_Short task_
Write out all the data again, exactly as it stands.

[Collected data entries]

===

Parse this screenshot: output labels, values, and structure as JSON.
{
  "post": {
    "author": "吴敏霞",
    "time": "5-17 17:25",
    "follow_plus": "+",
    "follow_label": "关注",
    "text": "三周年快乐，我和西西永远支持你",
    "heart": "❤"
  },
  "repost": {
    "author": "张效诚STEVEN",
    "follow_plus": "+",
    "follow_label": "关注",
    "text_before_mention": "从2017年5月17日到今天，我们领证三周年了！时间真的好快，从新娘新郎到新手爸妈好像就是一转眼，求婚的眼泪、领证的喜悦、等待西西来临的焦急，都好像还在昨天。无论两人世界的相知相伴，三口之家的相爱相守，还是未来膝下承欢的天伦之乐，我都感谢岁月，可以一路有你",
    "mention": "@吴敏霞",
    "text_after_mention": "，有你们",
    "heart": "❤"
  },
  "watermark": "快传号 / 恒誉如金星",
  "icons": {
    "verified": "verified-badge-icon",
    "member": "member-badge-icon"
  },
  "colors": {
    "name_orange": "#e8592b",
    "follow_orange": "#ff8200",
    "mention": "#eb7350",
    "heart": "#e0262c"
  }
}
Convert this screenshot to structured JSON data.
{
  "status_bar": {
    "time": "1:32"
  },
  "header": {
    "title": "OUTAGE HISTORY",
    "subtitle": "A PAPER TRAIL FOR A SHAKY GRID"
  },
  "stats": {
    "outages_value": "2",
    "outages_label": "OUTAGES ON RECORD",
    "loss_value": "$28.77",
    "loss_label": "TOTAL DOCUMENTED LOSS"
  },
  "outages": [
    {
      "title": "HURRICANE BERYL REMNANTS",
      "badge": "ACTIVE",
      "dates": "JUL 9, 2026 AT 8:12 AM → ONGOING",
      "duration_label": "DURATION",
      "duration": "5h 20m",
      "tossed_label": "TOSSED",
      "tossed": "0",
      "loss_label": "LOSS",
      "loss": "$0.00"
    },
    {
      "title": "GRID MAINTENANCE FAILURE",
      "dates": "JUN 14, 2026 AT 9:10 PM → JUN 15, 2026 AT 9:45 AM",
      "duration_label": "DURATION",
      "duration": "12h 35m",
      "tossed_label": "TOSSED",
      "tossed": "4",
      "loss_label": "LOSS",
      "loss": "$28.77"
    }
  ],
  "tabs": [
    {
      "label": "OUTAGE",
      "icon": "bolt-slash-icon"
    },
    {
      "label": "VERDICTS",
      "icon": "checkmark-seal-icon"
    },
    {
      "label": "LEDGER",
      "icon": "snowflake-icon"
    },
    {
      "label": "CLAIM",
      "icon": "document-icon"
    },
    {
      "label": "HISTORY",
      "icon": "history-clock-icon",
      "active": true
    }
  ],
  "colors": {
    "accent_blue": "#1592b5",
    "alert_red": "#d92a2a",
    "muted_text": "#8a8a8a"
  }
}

===

_Solution to this task_
Parse this screenshot: output labels, values, and structure as JSON.
{
  "post": {
    "author": "吴敏霞",
    "time": "5-17 17:25",
    "follow_plus": "+",
    "follow_label": "关注",
    "text": "三周年快乐，我和西西永远支持你",
    "heart": "❤"
  },
  "repost": {
    "author": "张效诚STEVEN",
    "follow_plus": "+",
    "follow_label": "关注",
    "text_before_mention": "从2017年5月17日到今天，我们领证三周年了！时间真的好快，从新娘新郎到新手爸妈好像就是一转眼，求婚的眼泪、领证的喜悦、等待西西来临的焦急，都好像还在昨天。无论两人世界的相知相伴，三口之家的相爱相守，还是未来膝下承欢的天伦之乐，我都感谢岁月，可以一路有你",
    "mention": "@吴敏霞",
    "text_after_mention": "，有你们",
    "heart": "❤"
  },
  "watermark": "快传号 / 恒誉如金星",
  "icons": {
    "verified": "verified-badge-icon",
    "member": "member-badge-icon"
  },
  "colors": {
    "name_orange": "#e8592b",
    "follow_orange": "#ff8200",
    "mention": "#eb7350",
    "heart": "#e0262c"
  }
}
Convert this screenshot to structured JSON data.
{
  "status_bar": {
    "time": "1:32"
  },
  "header": {
    "title": "OUTAGE HISTORY",
    "subtitle": "A PAPER TRAIL FOR A SHAKY GRID"
  },
  "stats": {
    "outages_value": "2",
    "outages_label": "OUTAGES ON RECORD",
    "loss_value": "$28.77",
    "loss_label": "TOTAL DOCUMENTED LOSS"
  },
  "outages": [
    {
      "title": "HURRICANE BERYL REMNANTS",
      "badge": "ACTIVE",
      "dates": "JUL 9, 2026 AT 8:12 AM → ONGOING",
      "duration_label": "DURATION",
      "duration": "5h 20m",
      "tossed_label": "TOSSED",
      "tossed": "0",
      "loss_label": "LOSS",
      "loss": "$0.00"
    },
    {
      "title": "GRID MAINTENANCE FAILURE",
      "dates": "JUN 14, 2026 AT 9:10 PM → JUN 15, 2026 AT 9:45 AM",
      "duration_label": "DURATION",
      "duration": "12h 35m",
      "tossed_label": "TOSSED",
      "tossed": "4",
      "loss_label": "LOSS",
      "loss": "$28.77"
    }
  ],
  "tabs": [
    {
      "label": "OUTAGE",
      "icon": "bolt-slash-icon"
    },
    {
      "label": "VERDICTS",
      "icon": "checkmark-seal-icon"
    },
    {
      "label": "LEDGER",
      "icon": "snowflake-icon"
    },
    {
      "label": "CLAIM",
      "icon": "document-icon"
    },
    {
      "label": "HISTORY",
      "icon": "history-clock-icon",
      "active": true
    }
  ],
  "colors": {
    "accent_blue": "#1592b5",
    "alert_red": "#d92a2a",
    "muted_text": "#8a8a8a"
  }
}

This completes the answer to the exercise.